◆ WHAT IS EXPECTED ◆
Your task is to give the listing below back word for word, pictures excluded.

◆ DATASET CONTENT ◆
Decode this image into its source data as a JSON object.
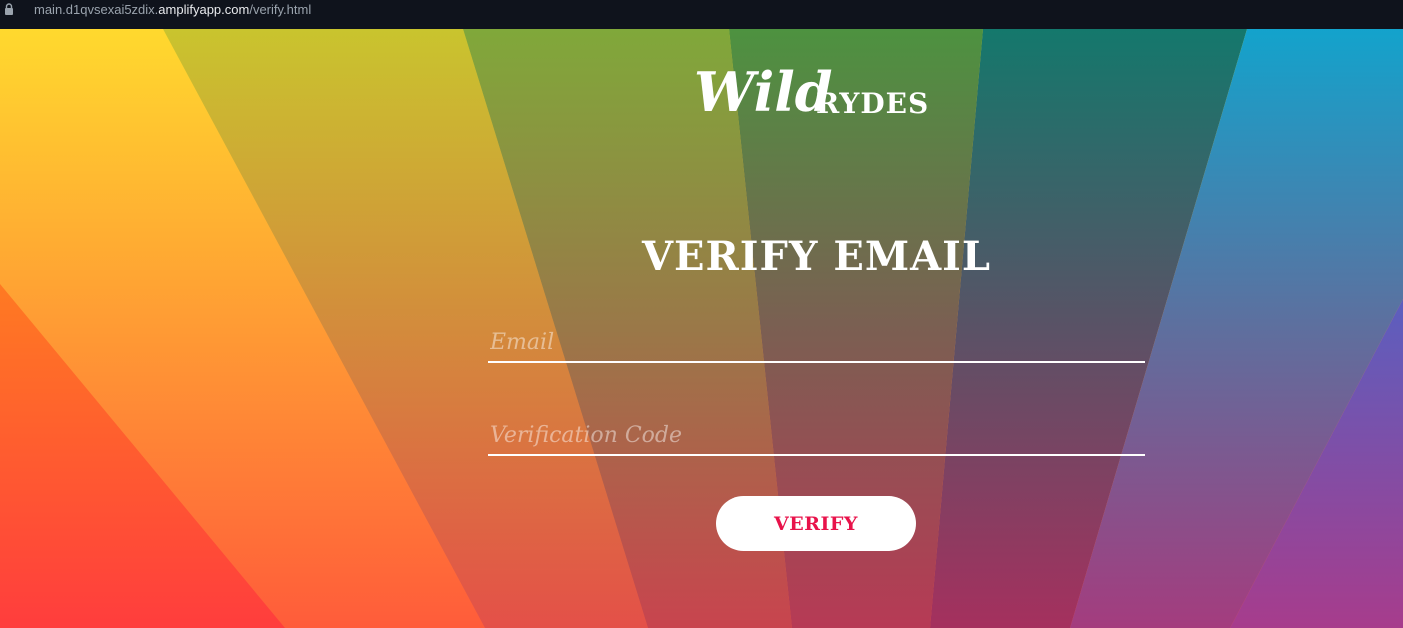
{
  "browser": {
    "url_prefix": "main.d1qvsexai5zdix.",
    "url_domain": "amplifyapp.com",
    "url_path": "/verify.html"
  },
  "logo": {
    "wordmark": "Wild",
    "wordmark_suffix": "RYDES"
  },
  "page": {
    "title": "VERIFY EMAIL"
  },
  "form": {
    "email_placeholder": "Email",
    "email_value": "",
    "code_placeholder": "Verification Code",
    "code_value": "",
    "submit_label": "VERIFY"
  },
  "colors": {
    "accent": "#e8124a",
    "text": "#ffffff"
  },
  "icons": {
    "url_lock": "lock-icon"
  }
}
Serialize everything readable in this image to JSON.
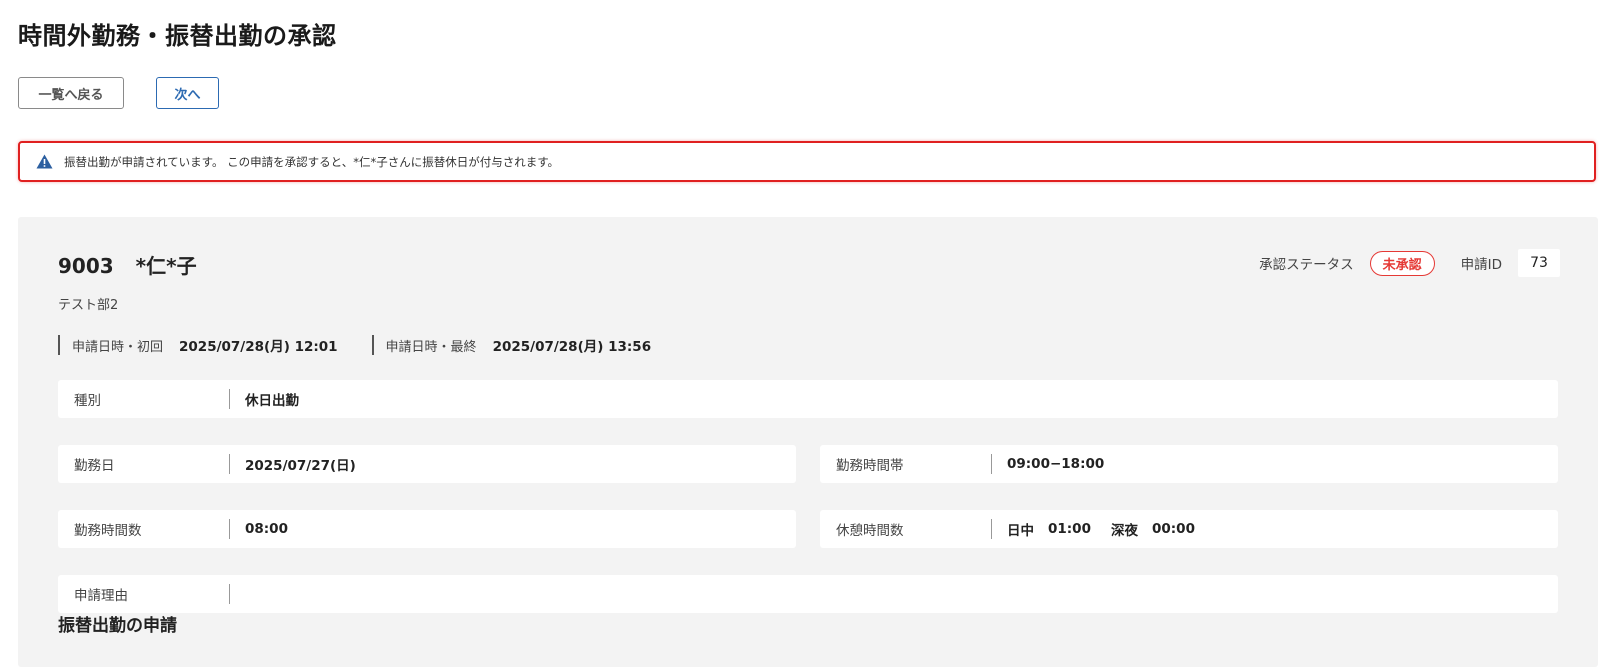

◆ RESULT ◆
Decode this image into its source data as a JSON object.
{
  "browser": {
    "url_prefix": "main.d1qvsexai5zdix.",
    "url_domain": "amplifyapp.com",
    "url_path": "/verify.html"
  },
  "logo": {
    "wordmark": "Wild",
    "wordmark_suffix": "RYDES"
  },
  "page": {
    "title": "VERIFY EMAIL"
  },
  "form": {
    "email_placeholder": "Email",
    "email_value": "",
    "code_placeholder": "Verification Code",
    "code_value": "",
    "submit_label": "VERIFY"
  },
  "colors": {
    "accent": "#e8124a",
    "text": "#ffffff"
  },
  "icons": {
    "url_lock": "lock-icon"
  }
}
Serialize everything readable in this image to JSON.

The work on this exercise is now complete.